--- START ---

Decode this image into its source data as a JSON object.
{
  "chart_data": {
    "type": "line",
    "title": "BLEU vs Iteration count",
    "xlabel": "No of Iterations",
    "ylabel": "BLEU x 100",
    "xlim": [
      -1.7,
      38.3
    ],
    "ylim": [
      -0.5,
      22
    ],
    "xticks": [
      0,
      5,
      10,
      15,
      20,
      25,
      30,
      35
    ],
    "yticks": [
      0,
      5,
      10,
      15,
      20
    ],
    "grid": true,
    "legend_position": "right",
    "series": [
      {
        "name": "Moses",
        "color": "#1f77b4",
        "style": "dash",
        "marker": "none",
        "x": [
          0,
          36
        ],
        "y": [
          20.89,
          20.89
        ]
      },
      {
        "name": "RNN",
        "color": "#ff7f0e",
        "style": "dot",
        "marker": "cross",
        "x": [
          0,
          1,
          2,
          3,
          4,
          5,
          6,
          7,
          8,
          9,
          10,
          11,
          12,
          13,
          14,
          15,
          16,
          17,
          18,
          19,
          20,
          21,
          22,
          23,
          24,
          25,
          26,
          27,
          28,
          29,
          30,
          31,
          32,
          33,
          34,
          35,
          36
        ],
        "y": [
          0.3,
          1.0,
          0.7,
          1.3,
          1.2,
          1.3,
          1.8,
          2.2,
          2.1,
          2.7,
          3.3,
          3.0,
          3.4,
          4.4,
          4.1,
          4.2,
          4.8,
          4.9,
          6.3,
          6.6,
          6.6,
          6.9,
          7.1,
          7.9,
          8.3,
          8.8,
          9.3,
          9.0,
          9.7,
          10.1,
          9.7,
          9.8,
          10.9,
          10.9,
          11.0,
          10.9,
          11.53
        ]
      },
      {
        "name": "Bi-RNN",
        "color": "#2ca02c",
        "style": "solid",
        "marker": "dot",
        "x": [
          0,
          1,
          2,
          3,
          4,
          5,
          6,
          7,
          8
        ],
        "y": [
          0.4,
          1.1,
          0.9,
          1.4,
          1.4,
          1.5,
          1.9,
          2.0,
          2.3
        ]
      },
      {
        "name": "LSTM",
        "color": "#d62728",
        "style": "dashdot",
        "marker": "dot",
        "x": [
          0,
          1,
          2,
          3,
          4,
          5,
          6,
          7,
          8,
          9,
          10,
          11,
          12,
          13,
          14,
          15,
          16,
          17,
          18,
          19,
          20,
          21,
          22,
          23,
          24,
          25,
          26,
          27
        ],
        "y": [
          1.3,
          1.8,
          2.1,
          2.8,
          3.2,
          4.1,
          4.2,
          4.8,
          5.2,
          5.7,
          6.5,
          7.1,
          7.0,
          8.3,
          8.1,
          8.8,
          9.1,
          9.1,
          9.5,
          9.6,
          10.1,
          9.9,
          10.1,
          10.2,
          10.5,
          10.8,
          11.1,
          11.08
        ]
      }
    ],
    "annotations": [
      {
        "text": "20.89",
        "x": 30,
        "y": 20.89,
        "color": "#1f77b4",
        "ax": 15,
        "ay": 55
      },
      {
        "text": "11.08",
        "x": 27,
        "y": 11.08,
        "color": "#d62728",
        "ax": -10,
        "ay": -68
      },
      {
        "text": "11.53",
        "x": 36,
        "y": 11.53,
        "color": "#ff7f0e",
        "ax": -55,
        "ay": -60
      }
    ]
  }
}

--- END ---

→ WHAT IS EXPECTED: Using the data above, return each line exactly as written.

→ RESPONSE TO THE EXERCISE:
Decode this image into its source data as a JSON object.
{
  "chart_data": {
    "type": "line",
    "title": "BLEU vs Iteration count",
    "xlabel": "No of Iterations",
    "ylabel": "BLEU x 100",
    "xlim": [
      -1.7,
      38.3
    ],
    "ylim": [
      -0.5,
      22
    ],
    "xticks": [
      0,
      5,
      10,
      15,
      20,
      25,
      30,
      35
    ],
    "yticks": [
      0,
      5,
      10,
      15,
      20
    ],
    "grid": true,
    "legend_position": "right",
    "series": [
      {
        "name": "Moses",
        "color": "#1f77b4",
        "style": "dash",
        "marker": "none",
        "x": [
          0,
          36
        ],
        "y": [
          20.89,
          20.89
        ]
      },
      {
        "name": "RNN",
        "color": "#ff7f0e",
        "style": "dot",
        "marker": "cross",
        "x": [
          0,
          1,
          2,
          3,
          4,
          5,
          6,
          7,
          8,
          9,
          10,
          11,
          12,
          13,
          14,
          15,
          16,
          17,
          18,
          19,
          20,
          21,
          22,
          23,
          24,
          25,
          26,
          27,
          28,
          29,
          30,
          31,
          32,
          33,
          34,
          35,
          36
        ],
        "y": [
          0.3,
          1.0,
          0.7,
          1.3,
          1.2,
          1.3,
          1.8,
          2.2,
          2.1,
          2.7,
          3.3,
          3.0,
          3.4,
          4.4,
          4.1,
          4.2,
          4.8,
          4.9,
          6.3,
          6.6,
          6.6,
          6.9,
          7.1,
          7.9,
          8.3,
          8.8,
          9.3,
          9.0,
          9.7,
          10.1,
          9.7,
          9.8,
          10.9,
          10.9,
          11.0,
          10.9,
          11.53
        ]
      },
      {
        "name": "Bi-RNN",
        "color": "#2ca02c",
        "style": "solid",
        "marker": "dot",
        "x": [
          0,
          1,
          2,
          3,
          4,
          5,
          6,
          7,
          8
        ],
        "y": [
          0.4,
          1.1,
          0.9,
          1.4,
          1.4,
          1.5,
          1.9,
          2.0,
          2.3
        ]
      },
      {
        "name": "LSTM",
        "color": "#d62728",
        "style": "dashdot",
        "marker": "dot",
        "x": [
          0,
          1,
          2,
          3,
          4,
          5,
          6,
          7,
          8,
          9,
          10,
          11,
          12,
          13,
          14,
          15,
          16,
          17,
          18,
          19,
          20,
          21,
          22,
          23,
          24,
          25,
          26,
          27
        ],
        "y": [
          1.3,
          1.8,
          2.1,
          2.8,
          3.2,
          4.1,
          4.2,
          4.8,
          5.2,
          5.7,
          6.5,
          7.1,
          7.0,
          8.3,
          8.1,
          8.8,
          9.1,
          9.1,
          9.5,
          9.6,
          10.1,
          9.9,
          10.1,
          10.2,
          10.5,
          10.8,
          11.1,
          11.08
        ]
      }
    ],
    "annotations": [
      {
        "text": "20.89",
        "x": 30,
        "y": 20.89,
        "color": "#1f77b4",
        "ax": 15,
        "ay": 55
      },
      {
        "text": "11.08",
        "x": 27,
        "y": 11.08,
        "color": "#d62728",
        "ax": -10,
        "ay": -68
      },
      {
        "text": "11.53",
        "x": 36,
        "y": 11.53,
        "color": "#ff7f0e",
        "ax": -55,
        "ay": -60
      }
    ]
  }
}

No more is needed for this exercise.